** Opening SOURCE TEXT block **

Without jitter, a fleet will synchronize and hammer the same recovering dependency.

Retry budgets

A powerful production technique is a retry budget.

Instead of allowing unlimited local retry logic, bound retries as a fraction of successful traffic:

retry_budget <= 20% of baseline request volume

Why this matters:

• during dependency failure, retries can exceed original traffic
• the system starts spending capacity on repeated work instead of useful work

Budgets are a better control surface than “3 retries everywhere”.

Interaction with circuit breakers

Retries without a circuit breaker extend outages.

The correct layering is:

1. short timeout
2. bounded retries with jitter
3. circuit breaker around repeated dependency failure
4. optional fallback path

If the dependency is already known unhealthy, the breaker should reject early instead of letting every request consume its whole retry plan.

Interaction with load shedding

Retries are not free.

When the local system is saturated:

• stop retrying low-priority work
• reduce retry attempts
• widen backoff
• reject speculative background retries first

Otherwise a service under stress can self-amplify into collapse.

Message consumers and idempotency

The same problem appears in queues and streams because delivery is often at-least-once.

Consumer rule:

record message_id / business key before applying side effect

Then on duplicate delivery:

• detect prior completion
• skip duplicate mutation

This is the same design, just moved from HTTP request handling to asynchronous consumption.

Schema example

CREATE TABLE idempotency_records (
  scope TEXT NOT NULL,
  operation_type TEXT NOT NULL,
  idempotency_key TEXT NOT NULL,
  request_hash BYTEA NOT NULL,
  status TEXT NOT NULL,
  owner_execution_id UUID NOT NULL,
  response_code INT,
  response_ref_type TEXT,
  response_ref_id TEXT,
  started_at TIMESTAMPTZ NOT NULL,
  updated_at TIMESTAMPTZ NOT NULL,
  expires_at TIMESTAMPTZ NOT NULL,
  PRIMARY KEY (scope, operation_type, idempotency_key)
);

Important indexes often include:

• primary key for point lookup
• expiration index for cleanup
• optional status index for operational recovery tooling

Cleanup and retention

Idempotency state cannot live forever.

Retention should reflect:

• client retry horizon
• payment / billing reconciliation needs
• storage cost

Examples:

• 24 hours for public API dedupe
• 7 days for financial workflows

Deleting too early is effectively removing the safety guarantee while clients may still retry.

Common failure cases

1. side effect commits before dedupe record

Then crash recovery can double-apply work.

2. dedupe record stored in weaker durability than business effect

Then after failover the system forgets prior execution.

3. same idempotency key shared across tenants

This causes cross-tenant contamination unless scope is part of the key space.

4. replaying stale IN_PROGRESS forever

You need ownership, expiry, and fencing, not a permanent stuck state.

5. retrying validation failures

This wastes load and obscures client bugs.

What the senior answer sounds like

I would model retries and idempotency as one reliability subsystem. Clients send an idempotency key, the server stores a durable idempotency record keyed by tenant plus operation plus key, and validates a request hash so the same key cannot represent different intents. The first execution atomically reserves the key, performs the business effect, and then conditionally finalizes the record with the original response or a reference to the created object. Retries use exponential backoff with full jitter and a retry budget so transient failure does not multiply load. If the operation spans external systems, I would pair the idempotency record with an outbox or consumer-side dedupe rather than claiming exactly-once delivery. The core design goal is not more retries. It is safe duplicate suppression under crash and timeout races.

Key takeaways

• Retries without idempotency create duplicate writes.
• Idempotency is about logical operation identity, not HTTP verbs.
• Validate request hash so one key cannot be reused for a different intent.
• Use durable compare-and-set ownership so stale executions cannot finalize the wrong result.
• Pair retries with timeouts, jitter, retry budgets, circuit breakers, and load shedding.

** Closing SOURCE TEXT block **
** Opening SUPPLIED INFORMATION block **

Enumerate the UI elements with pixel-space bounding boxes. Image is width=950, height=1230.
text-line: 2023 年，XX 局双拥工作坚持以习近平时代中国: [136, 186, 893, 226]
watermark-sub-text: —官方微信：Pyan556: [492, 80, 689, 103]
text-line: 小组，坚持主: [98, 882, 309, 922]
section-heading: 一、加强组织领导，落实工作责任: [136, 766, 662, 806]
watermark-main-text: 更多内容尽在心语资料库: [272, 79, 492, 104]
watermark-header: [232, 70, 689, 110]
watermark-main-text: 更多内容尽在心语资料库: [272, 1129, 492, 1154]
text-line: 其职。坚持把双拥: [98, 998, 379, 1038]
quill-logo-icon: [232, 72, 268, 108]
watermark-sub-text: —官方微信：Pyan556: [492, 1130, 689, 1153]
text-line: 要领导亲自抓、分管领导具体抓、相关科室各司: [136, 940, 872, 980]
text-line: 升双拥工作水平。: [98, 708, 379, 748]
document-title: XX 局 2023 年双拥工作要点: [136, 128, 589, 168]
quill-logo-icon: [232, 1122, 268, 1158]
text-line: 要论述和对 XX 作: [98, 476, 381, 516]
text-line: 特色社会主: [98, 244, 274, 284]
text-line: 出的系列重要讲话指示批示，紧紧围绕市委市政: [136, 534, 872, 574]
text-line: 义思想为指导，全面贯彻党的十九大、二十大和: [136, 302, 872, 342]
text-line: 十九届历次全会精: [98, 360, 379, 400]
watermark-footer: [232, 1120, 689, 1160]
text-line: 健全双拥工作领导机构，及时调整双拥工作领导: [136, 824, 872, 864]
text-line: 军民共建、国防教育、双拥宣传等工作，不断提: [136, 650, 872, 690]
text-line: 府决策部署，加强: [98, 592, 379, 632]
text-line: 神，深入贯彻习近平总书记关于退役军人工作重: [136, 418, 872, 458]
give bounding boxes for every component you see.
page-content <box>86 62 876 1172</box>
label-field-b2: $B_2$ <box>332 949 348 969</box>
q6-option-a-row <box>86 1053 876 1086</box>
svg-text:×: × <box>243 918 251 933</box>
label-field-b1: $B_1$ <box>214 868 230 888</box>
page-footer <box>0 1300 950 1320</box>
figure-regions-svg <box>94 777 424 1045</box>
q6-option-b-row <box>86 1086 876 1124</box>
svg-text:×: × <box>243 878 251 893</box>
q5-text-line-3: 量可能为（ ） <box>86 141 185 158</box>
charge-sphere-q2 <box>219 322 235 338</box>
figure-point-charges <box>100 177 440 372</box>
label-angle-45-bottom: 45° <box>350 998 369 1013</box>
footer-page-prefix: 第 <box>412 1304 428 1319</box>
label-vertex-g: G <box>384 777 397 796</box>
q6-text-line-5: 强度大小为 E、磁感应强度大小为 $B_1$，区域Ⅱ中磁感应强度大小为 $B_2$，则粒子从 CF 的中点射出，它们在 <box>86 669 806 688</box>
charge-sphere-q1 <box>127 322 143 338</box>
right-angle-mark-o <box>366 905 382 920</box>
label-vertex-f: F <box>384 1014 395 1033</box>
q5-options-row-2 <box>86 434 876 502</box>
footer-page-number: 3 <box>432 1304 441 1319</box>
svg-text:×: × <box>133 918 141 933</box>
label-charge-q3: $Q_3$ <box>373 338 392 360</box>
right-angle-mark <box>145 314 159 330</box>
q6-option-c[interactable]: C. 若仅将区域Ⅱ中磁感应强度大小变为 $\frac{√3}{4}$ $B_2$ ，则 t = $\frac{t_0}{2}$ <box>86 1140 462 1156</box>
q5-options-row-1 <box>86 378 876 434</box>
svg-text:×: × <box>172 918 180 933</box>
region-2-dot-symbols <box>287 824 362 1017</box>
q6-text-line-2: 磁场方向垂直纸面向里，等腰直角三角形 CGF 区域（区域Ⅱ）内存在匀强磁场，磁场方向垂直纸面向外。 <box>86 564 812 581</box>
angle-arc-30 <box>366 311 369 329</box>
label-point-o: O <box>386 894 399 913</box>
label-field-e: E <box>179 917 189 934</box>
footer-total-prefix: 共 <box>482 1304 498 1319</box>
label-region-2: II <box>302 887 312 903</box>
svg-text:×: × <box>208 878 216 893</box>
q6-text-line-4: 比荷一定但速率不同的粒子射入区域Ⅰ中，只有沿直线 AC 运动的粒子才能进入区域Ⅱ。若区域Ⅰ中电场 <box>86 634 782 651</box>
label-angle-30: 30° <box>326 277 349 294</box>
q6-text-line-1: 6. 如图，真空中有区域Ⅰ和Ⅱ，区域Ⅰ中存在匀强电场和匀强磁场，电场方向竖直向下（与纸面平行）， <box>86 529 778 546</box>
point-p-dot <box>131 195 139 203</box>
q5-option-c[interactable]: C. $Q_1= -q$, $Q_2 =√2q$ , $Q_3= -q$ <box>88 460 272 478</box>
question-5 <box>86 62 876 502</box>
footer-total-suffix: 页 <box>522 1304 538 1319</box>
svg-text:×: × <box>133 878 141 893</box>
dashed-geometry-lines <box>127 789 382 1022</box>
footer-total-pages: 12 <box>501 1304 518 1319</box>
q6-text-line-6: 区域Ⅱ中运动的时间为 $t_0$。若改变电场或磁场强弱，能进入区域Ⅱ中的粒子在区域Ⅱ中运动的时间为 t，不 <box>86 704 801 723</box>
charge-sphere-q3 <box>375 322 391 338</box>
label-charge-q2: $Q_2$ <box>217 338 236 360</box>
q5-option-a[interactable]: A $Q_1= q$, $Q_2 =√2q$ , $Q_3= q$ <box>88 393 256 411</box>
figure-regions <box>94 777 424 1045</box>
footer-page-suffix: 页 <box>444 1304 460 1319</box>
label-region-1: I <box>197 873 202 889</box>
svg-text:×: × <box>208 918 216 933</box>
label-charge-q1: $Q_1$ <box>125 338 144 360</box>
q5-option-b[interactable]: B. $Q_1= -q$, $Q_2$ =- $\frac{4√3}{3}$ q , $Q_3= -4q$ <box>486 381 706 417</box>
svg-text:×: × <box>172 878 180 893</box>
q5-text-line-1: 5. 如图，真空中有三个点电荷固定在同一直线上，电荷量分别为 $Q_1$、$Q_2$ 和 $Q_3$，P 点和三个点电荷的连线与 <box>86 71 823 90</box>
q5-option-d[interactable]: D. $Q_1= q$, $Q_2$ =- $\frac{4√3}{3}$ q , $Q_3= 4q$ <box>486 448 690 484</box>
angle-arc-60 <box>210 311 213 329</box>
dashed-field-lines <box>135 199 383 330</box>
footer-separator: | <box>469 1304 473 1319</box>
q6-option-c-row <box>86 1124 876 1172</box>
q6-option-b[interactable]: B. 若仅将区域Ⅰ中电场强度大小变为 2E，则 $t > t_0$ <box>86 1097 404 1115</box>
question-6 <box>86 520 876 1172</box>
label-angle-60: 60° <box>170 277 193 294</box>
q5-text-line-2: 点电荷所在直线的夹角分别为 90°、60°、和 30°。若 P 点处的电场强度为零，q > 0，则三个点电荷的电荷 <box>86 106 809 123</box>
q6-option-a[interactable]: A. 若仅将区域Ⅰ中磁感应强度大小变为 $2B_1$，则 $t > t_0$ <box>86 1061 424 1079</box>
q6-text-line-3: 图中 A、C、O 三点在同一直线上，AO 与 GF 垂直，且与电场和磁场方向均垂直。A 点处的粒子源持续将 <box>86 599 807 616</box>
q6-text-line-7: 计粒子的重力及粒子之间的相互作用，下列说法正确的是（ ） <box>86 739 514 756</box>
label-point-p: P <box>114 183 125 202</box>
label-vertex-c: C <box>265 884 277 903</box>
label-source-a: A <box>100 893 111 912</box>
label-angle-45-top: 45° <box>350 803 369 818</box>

** Closing SUPPLIED INFORMATION block **

- **EXERCISE A**
In the retries and idempotency text, what retention period is given as an example for financial workflows?
- **EXERCISE B**
Copy word for word everything in the retries and idempotency text from "Common failure cases" down to "forgets prior execution.".

- **ANSWER A**
7 days

- **ANSWER B**
Common failure cases

1. side effect commits before dedupe record

Then crash recovery can double-apply work.

2. dedupe record stored in weaker durability than business effect

Then after failover the system forgets prior execution.